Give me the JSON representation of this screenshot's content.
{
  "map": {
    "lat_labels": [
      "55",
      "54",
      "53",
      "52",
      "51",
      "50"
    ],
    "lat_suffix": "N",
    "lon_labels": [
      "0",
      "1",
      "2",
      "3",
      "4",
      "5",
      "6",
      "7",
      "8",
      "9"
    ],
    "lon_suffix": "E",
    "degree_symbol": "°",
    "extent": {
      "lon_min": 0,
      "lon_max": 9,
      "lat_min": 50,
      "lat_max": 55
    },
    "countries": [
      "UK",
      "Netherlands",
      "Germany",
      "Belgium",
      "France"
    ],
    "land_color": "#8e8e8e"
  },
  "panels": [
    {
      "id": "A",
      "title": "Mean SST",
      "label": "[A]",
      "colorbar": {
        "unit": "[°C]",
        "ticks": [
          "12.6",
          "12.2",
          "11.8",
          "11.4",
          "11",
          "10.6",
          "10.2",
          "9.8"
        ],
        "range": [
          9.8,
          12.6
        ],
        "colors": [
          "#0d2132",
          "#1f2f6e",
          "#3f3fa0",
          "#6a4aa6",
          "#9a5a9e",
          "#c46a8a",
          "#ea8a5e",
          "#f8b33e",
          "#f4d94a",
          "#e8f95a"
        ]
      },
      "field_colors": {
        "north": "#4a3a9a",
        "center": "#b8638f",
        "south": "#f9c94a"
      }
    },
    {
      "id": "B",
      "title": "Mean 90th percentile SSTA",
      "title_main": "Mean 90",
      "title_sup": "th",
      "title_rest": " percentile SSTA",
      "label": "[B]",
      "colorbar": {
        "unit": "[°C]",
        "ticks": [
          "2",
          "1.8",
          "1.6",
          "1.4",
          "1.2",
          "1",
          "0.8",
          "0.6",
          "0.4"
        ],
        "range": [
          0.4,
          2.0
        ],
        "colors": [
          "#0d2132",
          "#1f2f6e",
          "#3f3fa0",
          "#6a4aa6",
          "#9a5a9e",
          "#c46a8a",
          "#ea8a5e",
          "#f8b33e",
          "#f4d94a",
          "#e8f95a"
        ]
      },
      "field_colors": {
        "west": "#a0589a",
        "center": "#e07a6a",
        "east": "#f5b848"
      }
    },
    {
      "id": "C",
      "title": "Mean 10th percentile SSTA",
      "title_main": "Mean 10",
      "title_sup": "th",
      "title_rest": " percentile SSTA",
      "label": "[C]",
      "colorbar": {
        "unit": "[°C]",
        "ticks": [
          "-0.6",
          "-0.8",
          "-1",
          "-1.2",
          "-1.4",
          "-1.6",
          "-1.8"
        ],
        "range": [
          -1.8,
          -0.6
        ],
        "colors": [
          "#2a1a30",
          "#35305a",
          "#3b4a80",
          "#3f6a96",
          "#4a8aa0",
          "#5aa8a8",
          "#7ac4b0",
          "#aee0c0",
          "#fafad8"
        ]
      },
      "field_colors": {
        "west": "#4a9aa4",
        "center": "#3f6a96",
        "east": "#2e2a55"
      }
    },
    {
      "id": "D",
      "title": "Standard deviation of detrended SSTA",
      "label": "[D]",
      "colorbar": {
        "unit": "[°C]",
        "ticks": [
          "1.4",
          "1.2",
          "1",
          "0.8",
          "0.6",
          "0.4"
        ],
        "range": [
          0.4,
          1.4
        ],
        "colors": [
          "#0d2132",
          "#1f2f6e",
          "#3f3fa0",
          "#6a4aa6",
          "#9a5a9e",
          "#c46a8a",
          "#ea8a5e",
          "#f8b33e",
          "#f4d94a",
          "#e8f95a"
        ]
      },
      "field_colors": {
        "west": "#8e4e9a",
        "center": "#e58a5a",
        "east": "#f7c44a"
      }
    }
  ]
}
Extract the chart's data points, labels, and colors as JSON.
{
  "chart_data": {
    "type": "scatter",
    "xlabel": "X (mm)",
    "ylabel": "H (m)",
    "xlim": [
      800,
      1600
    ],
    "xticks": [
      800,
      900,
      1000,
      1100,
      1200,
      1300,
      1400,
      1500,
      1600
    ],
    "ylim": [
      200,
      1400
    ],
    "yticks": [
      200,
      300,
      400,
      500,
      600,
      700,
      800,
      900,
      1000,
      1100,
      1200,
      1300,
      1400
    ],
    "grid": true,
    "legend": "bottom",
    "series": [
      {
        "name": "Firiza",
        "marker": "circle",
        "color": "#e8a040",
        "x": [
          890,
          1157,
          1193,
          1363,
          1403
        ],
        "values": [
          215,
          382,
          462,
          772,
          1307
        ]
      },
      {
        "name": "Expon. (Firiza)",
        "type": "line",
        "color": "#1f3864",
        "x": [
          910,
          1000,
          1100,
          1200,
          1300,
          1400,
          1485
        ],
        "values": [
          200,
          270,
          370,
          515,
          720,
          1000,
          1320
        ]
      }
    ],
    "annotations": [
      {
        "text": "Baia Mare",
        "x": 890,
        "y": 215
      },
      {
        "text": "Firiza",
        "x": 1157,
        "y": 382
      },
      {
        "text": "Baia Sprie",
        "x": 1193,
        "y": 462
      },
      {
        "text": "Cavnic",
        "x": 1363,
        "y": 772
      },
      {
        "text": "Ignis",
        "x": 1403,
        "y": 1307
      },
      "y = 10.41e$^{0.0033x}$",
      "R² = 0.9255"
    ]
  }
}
※
Give only the number of lines in the data that include the string "Mean".

TASK OUTPUT:
5